::: INFORMATION :::

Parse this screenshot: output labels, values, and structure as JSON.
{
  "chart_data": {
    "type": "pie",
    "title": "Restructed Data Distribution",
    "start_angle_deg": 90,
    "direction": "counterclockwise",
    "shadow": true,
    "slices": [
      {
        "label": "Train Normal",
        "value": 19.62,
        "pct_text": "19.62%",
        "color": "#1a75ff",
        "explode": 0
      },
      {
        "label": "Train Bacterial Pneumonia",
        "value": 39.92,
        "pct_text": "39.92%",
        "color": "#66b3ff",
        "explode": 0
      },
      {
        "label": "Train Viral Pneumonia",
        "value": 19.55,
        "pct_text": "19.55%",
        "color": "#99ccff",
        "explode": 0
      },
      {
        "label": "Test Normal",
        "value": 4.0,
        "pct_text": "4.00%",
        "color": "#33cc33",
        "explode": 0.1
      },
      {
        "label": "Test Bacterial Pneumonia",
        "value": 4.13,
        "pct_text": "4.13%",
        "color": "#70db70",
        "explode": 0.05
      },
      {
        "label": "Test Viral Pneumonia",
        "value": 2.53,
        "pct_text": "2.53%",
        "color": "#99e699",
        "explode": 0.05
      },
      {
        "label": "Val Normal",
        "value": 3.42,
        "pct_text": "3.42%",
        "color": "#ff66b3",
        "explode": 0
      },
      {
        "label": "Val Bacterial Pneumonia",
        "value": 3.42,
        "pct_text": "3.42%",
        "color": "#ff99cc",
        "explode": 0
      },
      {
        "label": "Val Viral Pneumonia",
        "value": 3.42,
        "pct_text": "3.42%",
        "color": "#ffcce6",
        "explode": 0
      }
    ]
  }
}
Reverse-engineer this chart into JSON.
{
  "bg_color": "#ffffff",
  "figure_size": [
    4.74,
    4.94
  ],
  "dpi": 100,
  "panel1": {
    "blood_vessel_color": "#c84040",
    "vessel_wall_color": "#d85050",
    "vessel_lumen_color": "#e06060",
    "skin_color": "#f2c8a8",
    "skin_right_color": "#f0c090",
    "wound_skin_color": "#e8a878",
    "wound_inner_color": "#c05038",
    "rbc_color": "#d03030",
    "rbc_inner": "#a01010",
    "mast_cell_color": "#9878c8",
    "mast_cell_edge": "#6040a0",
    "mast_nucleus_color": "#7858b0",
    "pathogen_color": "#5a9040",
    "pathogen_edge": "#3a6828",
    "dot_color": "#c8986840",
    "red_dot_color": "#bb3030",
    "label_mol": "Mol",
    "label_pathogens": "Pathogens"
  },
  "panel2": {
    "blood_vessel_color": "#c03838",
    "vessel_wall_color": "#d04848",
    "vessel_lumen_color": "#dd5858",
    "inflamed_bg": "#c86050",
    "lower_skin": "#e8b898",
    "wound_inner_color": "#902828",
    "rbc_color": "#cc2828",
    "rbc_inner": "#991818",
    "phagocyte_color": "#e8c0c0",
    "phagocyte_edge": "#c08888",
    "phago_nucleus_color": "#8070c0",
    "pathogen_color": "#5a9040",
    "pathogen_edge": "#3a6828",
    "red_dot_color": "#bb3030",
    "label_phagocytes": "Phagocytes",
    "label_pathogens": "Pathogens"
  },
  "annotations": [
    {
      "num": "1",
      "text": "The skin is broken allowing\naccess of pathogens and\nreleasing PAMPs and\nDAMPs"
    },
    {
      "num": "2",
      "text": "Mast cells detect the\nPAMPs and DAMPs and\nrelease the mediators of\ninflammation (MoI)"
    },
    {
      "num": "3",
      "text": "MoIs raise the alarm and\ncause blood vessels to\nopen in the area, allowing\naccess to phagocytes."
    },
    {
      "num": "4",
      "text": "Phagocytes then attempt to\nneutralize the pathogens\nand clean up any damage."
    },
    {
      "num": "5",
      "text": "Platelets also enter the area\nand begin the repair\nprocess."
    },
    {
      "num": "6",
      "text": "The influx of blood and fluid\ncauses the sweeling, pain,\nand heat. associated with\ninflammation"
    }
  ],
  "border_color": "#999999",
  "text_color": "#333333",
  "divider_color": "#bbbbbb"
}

:::

* [REQUIRED WORK]:
Scan the material above for lines holding the string "allowing" and copy those lines.

* [TASK RESPONSE]:
      "text": "The skin is broken allowing\naccess of pathogens and\nreleasing PAMPs and\nDAMPs"
      "text": "MoIs raise the alarm and\ncause blood vessels to\nopen in the area, allowing\naccess to phagocytes."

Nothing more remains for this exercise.